**Objective**. Go through the listing and set it down exactly, leaving out its pictures.

── Data listing ──

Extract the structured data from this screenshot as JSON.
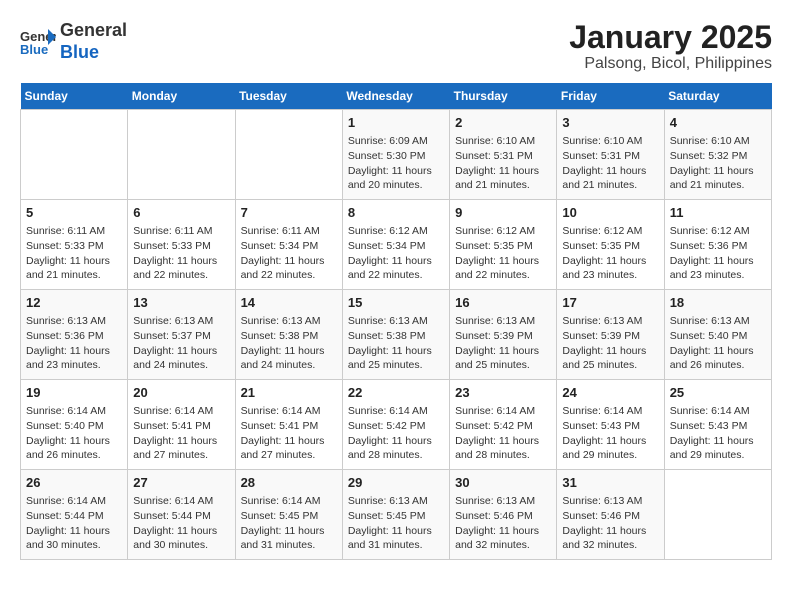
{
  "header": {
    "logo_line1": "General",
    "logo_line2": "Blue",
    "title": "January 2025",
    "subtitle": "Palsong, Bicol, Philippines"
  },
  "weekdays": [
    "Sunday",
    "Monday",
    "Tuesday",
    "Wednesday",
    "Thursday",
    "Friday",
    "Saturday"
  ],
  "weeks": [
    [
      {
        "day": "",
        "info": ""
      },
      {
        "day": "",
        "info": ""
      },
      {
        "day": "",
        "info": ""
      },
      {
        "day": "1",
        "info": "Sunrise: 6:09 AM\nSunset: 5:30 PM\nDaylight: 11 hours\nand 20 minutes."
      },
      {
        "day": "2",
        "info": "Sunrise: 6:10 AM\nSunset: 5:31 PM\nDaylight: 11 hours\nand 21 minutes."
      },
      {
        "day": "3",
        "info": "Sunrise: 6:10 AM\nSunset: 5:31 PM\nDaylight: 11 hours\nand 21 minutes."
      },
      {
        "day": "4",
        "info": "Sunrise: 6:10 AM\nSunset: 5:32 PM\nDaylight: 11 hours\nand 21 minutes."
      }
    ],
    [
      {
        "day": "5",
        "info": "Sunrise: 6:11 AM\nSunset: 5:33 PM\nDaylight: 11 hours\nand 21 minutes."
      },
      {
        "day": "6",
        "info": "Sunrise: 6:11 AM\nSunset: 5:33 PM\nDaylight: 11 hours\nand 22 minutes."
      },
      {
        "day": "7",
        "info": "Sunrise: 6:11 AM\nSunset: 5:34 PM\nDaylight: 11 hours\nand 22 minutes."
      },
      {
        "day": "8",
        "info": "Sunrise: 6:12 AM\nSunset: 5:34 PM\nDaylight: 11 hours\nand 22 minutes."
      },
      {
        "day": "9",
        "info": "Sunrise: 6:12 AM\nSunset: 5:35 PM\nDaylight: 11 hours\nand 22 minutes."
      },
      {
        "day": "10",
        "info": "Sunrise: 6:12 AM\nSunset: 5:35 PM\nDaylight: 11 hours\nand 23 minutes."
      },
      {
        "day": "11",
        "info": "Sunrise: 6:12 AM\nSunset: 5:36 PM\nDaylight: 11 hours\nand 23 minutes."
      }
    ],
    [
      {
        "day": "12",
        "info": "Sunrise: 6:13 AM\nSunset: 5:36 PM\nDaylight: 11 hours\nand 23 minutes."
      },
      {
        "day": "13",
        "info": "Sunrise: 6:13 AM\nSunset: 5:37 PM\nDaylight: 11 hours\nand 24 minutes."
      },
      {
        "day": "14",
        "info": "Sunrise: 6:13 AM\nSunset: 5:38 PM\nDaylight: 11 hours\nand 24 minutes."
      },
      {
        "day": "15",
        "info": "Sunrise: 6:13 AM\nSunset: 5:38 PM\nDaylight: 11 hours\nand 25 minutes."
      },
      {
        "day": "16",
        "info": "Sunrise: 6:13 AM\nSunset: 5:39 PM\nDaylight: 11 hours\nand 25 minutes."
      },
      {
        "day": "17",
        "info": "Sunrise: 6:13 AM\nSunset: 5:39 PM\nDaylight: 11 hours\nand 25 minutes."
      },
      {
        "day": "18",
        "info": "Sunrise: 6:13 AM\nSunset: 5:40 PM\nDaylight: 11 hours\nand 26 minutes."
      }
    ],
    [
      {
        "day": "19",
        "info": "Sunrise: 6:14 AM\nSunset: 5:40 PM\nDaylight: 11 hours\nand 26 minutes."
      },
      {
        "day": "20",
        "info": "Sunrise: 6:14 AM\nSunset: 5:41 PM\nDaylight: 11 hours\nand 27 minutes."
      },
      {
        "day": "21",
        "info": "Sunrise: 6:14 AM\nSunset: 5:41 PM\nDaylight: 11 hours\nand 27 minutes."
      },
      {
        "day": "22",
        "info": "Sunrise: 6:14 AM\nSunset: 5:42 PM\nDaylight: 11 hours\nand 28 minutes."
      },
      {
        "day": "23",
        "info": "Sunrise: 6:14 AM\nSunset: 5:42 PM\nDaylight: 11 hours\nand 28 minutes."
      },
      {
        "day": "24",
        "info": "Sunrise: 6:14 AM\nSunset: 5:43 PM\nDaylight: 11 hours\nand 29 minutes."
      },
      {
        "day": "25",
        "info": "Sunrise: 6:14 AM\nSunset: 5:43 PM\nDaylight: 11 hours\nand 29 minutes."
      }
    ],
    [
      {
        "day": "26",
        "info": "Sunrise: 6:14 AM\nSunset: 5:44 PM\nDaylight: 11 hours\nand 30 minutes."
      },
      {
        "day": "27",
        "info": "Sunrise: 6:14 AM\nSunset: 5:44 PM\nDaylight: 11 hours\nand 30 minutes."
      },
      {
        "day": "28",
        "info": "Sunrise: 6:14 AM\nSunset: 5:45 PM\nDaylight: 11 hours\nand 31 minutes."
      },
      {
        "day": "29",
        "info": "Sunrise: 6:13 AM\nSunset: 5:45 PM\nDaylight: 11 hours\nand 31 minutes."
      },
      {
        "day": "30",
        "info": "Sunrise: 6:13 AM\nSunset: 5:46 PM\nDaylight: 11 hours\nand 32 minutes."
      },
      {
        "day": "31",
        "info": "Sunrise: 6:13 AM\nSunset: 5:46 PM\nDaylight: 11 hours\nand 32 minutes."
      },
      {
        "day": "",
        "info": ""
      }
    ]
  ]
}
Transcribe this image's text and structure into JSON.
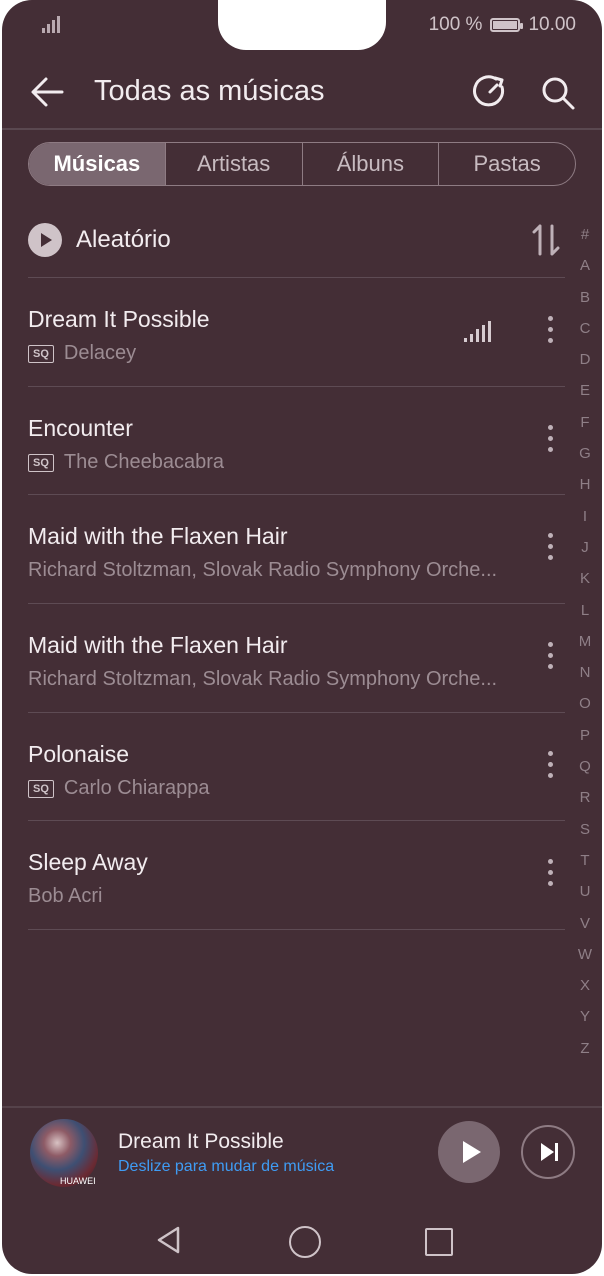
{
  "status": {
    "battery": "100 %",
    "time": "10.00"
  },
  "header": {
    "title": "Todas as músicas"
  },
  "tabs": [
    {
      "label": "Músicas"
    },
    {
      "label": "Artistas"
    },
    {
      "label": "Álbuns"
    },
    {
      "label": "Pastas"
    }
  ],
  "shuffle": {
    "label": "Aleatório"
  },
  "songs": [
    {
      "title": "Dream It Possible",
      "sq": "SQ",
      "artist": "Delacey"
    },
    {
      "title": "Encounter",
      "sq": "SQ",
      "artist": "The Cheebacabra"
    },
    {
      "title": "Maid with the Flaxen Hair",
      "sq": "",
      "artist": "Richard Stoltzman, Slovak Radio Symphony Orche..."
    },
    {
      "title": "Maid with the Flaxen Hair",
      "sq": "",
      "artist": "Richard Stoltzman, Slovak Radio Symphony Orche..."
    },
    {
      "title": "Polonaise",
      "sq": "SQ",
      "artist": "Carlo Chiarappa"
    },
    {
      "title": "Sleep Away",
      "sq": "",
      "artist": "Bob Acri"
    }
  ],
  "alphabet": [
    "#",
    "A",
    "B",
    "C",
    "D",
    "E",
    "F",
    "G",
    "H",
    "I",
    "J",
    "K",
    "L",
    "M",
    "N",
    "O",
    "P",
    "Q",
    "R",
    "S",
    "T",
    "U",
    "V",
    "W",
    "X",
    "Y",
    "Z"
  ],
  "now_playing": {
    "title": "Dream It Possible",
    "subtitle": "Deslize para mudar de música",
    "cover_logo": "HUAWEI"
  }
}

───

**Task answer**.
Extract the structured data from this screenshot as JSON.
{
  "header": {
    "logo_line1": "General",
    "logo_line2": "Blue",
    "title": "January 2025",
    "subtitle": "Palsong, Bicol, Philippines"
  },
  "weekdays": [
    "Sunday",
    "Monday",
    "Tuesday",
    "Wednesday",
    "Thursday",
    "Friday",
    "Saturday"
  ],
  "weeks": [
    [
      {
        "day": "",
        "info": ""
      },
      {
        "day": "",
        "info": ""
      },
      {
        "day": "",
        "info": ""
      },
      {
        "day": "1",
        "info": "Sunrise: 6:09 AM\nSunset: 5:30 PM\nDaylight: 11 hours\nand 20 minutes."
      },
      {
        "day": "2",
        "info": "Sunrise: 6:10 AM\nSunset: 5:31 PM\nDaylight: 11 hours\nand 21 minutes."
      },
      {
        "day": "3",
        "info": "Sunrise: 6:10 AM\nSunset: 5:31 PM\nDaylight: 11 hours\nand 21 minutes."
      },
      {
        "day": "4",
        "info": "Sunrise: 6:10 AM\nSunset: 5:32 PM\nDaylight: 11 hours\nand 21 minutes."
      }
    ],
    [
      {
        "day": "5",
        "info": "Sunrise: 6:11 AM\nSunset: 5:33 PM\nDaylight: 11 hours\nand 21 minutes."
      },
      {
        "day": "6",
        "info": "Sunrise: 6:11 AM\nSunset: 5:33 PM\nDaylight: 11 hours\nand 22 minutes."
      },
      {
        "day": "7",
        "info": "Sunrise: 6:11 AM\nSunset: 5:34 PM\nDaylight: 11 hours\nand 22 minutes."
      },
      {
        "day": "8",
        "info": "Sunrise: 6:12 AM\nSunset: 5:34 PM\nDaylight: 11 hours\nand 22 minutes."
      },
      {
        "day": "9",
        "info": "Sunrise: 6:12 AM\nSunset: 5:35 PM\nDaylight: 11 hours\nand 22 minutes."
      },
      {
        "day": "10",
        "info": "Sunrise: 6:12 AM\nSunset: 5:35 PM\nDaylight: 11 hours\nand 23 minutes."
      },
      {
        "day": "11",
        "info": "Sunrise: 6:12 AM\nSunset: 5:36 PM\nDaylight: 11 hours\nand 23 minutes."
      }
    ],
    [
      {
        "day": "12",
        "info": "Sunrise: 6:13 AM\nSunset: 5:36 PM\nDaylight: 11 hours\nand 23 minutes."
      },
      {
        "day": "13",
        "info": "Sunrise: 6:13 AM\nSunset: 5:37 PM\nDaylight: 11 hours\nand 24 minutes."
      },
      {
        "day": "14",
        "info": "Sunrise: 6:13 AM\nSunset: 5:38 PM\nDaylight: 11 hours\nand 24 minutes."
      },
      {
        "day": "15",
        "info": "Sunrise: 6:13 AM\nSunset: 5:38 PM\nDaylight: 11 hours\nand 25 minutes."
      },
      {
        "day": "16",
        "info": "Sunrise: 6:13 AM\nSunset: 5:39 PM\nDaylight: 11 hours\nand 25 minutes."
      },
      {
        "day": "17",
        "info": "Sunrise: 6:13 AM\nSunset: 5:39 PM\nDaylight: 11 hours\nand 25 minutes."
      },
      {
        "day": "18",
        "info": "Sunrise: 6:13 AM\nSunset: 5:40 PM\nDaylight: 11 hours\nand 26 minutes."
      }
    ],
    [
      {
        "day": "19",
        "info": "Sunrise: 6:14 AM\nSunset: 5:40 PM\nDaylight: 11 hours\nand 26 minutes."
      },
      {
        "day": "20",
        "info": "Sunrise: 6:14 AM\nSunset: 5:41 PM\nDaylight: 11 hours\nand 27 minutes."
      },
      {
        "day": "21",
        "info": "Sunrise: 6:14 AM\nSunset: 5:41 PM\nDaylight: 11 hours\nand 27 minutes."
      },
      {
        "day": "22",
        "info": "Sunrise: 6:14 AM\nSunset: 5:42 PM\nDaylight: 11 hours\nand 28 minutes."
      },
      {
        "day": "23",
        "info": "Sunrise: 6:14 AM\nSunset: 5:42 PM\nDaylight: 11 hours\nand 28 minutes."
      },
      {
        "day": "24",
        "info": "Sunrise: 6:14 AM\nSunset: 5:43 PM\nDaylight: 11 hours\nand 29 minutes."
      },
      {
        "day": "25",
        "info": "Sunrise: 6:14 AM\nSunset: 5:43 PM\nDaylight: 11 hours\nand 29 minutes."
      }
    ],
    [
      {
        "day": "26",
        "info": "Sunrise: 6:14 AM\nSunset: 5:44 PM\nDaylight: 11 hours\nand 30 minutes."
      },
      {
        "day": "27",
        "info": "Sunrise: 6:14 AM\nSunset: 5:44 PM\nDaylight: 11 hours\nand 30 minutes."
      },
      {
        "day": "28",
        "info": "Sunrise: 6:14 AM\nSunset: 5:45 PM\nDaylight: 11 hours\nand 31 minutes."
      },
      {
        "day": "29",
        "info": "Sunrise: 6:13 AM\nSunset: 5:45 PM\nDaylight: 11 hours\nand 31 minutes."
      },
      {
        "day": "30",
        "info": "Sunrise: 6:13 AM\nSunset: 5:46 PM\nDaylight: 11 hours\nand 32 minutes."
      },
      {
        "day": "31",
        "info": "Sunrise: 6:13 AM\nSunset: 5:46 PM\nDaylight: 11 hours\nand 32 minutes."
      },
      {
        "day": "",
        "info": ""
      }
    ]
  ]
}
Transcribe this image's text and structure into JSON.
{
  "status": {
    "battery": "100 %",
    "time": "10.00"
  },
  "header": {
    "title": "Todas as músicas"
  },
  "tabs": [
    {
      "label": "Músicas"
    },
    {
      "label": "Artistas"
    },
    {
      "label": "Álbuns"
    },
    {
      "label": "Pastas"
    }
  ],
  "shuffle": {
    "label": "Aleatório"
  },
  "songs": [
    {
      "title": "Dream It Possible",
      "sq": "SQ",
      "artist": "Delacey"
    },
    {
      "title": "Encounter",
      "sq": "SQ",
      "artist": "The Cheebacabra"
    },
    {
      "title": "Maid with the Flaxen Hair",
      "sq": "",
      "artist": "Richard Stoltzman, Slovak Radio Symphony Orche..."
    },
    {
      "title": "Maid with the Flaxen Hair",
      "sq": "",
      "artist": "Richard Stoltzman, Slovak Radio Symphony Orche..."
    },
    {
      "title": "Polonaise",
      "sq": "SQ",
      "artist": "Carlo Chiarappa"
    },
    {
      "title": "Sleep Away",
      "sq": "",
      "artist": "Bob Acri"
    }
  ],
  "alphabet": [
    "#",
    "A",
    "B",
    "C",
    "D",
    "E",
    "F",
    "G",
    "H",
    "I",
    "J",
    "K",
    "L",
    "M",
    "N",
    "O",
    "P",
    "Q",
    "R",
    "S",
    "T",
    "U",
    "V",
    "W",
    "X",
    "Y",
    "Z"
  ],
  "now_playing": {
    "title": "Dream It Possible",
    "subtitle": "Deslize para mudar de música",
    "cover_logo": "HUAWEI"
  }
}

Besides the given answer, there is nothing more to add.